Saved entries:
....................
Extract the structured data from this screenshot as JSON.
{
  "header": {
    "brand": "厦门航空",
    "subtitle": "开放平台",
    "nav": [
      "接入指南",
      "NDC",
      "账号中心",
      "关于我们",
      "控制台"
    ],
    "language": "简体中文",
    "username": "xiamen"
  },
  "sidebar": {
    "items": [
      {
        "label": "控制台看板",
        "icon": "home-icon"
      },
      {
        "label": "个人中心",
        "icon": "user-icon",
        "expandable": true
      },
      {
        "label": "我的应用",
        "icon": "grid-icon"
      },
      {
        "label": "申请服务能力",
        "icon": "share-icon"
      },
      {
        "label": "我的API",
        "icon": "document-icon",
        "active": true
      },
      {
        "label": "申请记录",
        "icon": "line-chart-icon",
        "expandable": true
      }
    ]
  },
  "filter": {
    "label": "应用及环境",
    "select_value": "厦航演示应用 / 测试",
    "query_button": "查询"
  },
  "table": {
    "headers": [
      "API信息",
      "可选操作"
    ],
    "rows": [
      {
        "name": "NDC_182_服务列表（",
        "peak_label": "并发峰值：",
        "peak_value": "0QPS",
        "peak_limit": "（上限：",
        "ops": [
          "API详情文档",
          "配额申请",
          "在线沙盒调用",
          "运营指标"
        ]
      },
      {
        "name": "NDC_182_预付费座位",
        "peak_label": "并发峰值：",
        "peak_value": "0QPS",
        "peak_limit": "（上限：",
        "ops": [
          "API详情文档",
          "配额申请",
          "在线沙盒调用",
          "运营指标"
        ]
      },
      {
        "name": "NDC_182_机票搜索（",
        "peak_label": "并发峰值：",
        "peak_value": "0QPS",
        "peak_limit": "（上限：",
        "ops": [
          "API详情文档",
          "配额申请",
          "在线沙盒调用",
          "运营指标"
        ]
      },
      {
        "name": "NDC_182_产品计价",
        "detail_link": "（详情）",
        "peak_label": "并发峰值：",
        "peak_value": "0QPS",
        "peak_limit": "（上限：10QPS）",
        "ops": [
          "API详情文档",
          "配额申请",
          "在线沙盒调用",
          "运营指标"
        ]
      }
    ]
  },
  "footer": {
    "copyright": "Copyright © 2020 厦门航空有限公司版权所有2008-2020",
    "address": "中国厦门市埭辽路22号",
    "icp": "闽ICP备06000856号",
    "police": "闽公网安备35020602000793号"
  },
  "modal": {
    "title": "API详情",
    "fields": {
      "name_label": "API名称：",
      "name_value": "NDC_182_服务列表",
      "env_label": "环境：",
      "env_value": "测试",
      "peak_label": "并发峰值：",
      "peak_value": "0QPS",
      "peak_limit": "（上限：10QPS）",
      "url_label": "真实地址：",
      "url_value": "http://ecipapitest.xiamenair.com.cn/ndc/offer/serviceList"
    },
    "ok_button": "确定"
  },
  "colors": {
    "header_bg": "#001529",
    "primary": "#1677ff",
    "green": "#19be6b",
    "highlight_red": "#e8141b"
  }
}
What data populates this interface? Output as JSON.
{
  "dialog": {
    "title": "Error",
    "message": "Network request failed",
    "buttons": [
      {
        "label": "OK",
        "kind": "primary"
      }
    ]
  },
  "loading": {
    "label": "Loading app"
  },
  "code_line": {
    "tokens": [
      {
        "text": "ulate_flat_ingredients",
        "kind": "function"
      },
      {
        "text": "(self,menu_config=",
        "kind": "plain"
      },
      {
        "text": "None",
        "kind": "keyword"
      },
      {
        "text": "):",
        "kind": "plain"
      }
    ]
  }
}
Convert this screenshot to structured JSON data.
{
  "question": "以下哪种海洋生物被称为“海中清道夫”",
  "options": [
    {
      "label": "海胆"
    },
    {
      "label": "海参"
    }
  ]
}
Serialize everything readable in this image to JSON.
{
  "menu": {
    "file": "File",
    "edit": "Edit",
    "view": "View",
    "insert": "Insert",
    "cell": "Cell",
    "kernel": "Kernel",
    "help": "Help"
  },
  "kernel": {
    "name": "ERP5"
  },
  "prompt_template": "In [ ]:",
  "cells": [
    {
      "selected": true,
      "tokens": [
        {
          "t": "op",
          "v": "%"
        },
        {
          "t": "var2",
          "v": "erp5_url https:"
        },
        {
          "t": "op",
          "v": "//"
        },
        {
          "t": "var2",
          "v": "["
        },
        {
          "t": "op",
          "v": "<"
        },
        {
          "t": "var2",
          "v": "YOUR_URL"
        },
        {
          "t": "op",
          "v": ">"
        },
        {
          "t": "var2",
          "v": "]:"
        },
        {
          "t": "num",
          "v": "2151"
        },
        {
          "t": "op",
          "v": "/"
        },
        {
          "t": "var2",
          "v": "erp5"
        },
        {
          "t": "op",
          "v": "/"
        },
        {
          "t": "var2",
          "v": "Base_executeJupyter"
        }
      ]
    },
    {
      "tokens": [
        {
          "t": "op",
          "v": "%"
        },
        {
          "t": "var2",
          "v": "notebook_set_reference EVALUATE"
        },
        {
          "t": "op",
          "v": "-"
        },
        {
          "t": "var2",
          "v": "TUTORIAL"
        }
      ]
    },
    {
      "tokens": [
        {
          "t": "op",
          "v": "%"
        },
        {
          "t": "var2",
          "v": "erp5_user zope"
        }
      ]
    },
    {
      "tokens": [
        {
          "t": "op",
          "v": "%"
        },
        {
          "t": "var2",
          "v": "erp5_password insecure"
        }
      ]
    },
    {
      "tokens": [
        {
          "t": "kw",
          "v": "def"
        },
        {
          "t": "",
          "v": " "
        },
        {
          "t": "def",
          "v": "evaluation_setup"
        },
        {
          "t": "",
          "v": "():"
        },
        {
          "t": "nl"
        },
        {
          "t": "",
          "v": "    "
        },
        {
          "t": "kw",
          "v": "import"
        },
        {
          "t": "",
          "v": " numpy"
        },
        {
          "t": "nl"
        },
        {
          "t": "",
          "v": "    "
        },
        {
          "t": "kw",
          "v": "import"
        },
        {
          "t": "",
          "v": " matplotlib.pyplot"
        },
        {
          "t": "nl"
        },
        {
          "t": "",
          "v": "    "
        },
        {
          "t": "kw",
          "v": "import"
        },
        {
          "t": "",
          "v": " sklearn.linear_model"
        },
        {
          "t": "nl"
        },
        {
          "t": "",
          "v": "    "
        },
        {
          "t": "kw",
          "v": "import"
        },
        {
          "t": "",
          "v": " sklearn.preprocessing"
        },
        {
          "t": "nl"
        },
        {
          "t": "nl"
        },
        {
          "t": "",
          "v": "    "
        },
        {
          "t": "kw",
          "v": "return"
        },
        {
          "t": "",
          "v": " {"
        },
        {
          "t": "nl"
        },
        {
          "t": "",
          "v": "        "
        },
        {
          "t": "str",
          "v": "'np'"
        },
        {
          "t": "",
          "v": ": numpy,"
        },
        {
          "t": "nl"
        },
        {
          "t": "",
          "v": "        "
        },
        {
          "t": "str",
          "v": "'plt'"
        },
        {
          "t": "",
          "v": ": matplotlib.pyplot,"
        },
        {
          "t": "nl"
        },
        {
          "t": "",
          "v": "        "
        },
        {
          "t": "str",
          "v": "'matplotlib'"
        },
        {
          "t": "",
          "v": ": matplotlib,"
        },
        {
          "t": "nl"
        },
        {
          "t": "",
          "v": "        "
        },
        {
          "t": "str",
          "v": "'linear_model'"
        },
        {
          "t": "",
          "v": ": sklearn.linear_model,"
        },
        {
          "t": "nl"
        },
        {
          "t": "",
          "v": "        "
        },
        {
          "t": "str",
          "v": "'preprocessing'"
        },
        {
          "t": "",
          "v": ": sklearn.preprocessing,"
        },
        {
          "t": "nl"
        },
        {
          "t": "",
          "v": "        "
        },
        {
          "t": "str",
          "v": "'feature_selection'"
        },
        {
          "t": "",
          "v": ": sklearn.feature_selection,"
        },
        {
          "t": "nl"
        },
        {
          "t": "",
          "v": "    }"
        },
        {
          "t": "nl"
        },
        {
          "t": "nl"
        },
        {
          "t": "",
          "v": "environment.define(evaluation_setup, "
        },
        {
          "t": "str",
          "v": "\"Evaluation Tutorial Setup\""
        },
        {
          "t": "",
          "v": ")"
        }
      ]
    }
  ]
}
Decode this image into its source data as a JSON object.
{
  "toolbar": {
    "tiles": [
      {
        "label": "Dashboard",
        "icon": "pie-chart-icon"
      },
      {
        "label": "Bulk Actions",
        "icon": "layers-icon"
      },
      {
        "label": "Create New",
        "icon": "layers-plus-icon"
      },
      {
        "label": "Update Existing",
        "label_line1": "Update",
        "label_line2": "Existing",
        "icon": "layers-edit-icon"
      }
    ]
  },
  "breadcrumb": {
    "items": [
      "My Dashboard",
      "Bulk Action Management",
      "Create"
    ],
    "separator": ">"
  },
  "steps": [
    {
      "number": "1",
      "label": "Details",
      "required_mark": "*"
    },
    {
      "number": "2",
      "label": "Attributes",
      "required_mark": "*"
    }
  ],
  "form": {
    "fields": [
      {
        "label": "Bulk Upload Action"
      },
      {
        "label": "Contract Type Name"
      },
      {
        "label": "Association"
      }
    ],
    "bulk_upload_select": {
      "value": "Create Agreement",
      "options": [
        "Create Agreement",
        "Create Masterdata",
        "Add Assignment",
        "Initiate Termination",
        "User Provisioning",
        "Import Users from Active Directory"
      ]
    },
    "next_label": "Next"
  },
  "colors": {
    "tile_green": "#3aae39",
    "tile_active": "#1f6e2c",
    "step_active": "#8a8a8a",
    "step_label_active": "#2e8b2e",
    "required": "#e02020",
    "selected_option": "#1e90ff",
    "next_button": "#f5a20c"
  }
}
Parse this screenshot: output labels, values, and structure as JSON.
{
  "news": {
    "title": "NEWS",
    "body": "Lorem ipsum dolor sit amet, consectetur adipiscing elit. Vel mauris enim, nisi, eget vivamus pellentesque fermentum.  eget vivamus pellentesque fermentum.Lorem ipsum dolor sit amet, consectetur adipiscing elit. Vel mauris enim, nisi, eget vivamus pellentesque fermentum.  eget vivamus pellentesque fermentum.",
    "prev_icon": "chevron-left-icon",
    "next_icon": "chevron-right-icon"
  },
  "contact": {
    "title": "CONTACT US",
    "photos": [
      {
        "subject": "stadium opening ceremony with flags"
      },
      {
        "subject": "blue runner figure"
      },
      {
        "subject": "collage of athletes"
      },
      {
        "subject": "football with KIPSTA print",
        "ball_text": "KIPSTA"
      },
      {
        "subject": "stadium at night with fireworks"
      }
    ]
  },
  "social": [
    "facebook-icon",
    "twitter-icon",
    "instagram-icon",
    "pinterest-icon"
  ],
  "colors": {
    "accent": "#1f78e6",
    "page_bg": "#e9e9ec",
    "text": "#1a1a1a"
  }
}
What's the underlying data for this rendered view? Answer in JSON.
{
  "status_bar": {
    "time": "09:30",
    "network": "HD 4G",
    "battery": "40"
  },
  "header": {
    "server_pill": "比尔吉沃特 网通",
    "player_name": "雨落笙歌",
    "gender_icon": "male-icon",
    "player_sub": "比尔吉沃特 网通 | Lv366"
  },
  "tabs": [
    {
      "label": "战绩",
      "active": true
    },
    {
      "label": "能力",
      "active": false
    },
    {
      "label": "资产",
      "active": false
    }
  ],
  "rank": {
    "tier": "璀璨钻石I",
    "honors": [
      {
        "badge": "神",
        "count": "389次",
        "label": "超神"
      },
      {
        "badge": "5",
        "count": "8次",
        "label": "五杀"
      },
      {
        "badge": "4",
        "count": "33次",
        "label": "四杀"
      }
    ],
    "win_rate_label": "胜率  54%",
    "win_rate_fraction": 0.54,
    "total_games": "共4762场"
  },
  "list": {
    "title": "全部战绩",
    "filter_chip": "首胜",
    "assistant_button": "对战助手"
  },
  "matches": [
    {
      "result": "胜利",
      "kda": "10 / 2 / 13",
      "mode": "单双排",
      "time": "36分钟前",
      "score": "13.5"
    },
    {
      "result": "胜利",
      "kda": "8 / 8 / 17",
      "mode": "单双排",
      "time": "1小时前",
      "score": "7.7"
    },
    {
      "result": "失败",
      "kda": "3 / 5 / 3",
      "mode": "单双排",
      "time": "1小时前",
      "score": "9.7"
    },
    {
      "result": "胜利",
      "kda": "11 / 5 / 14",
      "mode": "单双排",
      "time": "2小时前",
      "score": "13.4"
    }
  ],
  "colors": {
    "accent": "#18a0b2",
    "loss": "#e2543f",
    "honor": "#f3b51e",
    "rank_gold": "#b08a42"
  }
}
....................
▶ _Objective_
Check all the records above and select each line where the string "kind" is found.

▶ _Output of the task_
        "kind": "primary"
        "kind": "function"
        "kind": "plain"
        "kind": "keyword"
        "kind": "plain"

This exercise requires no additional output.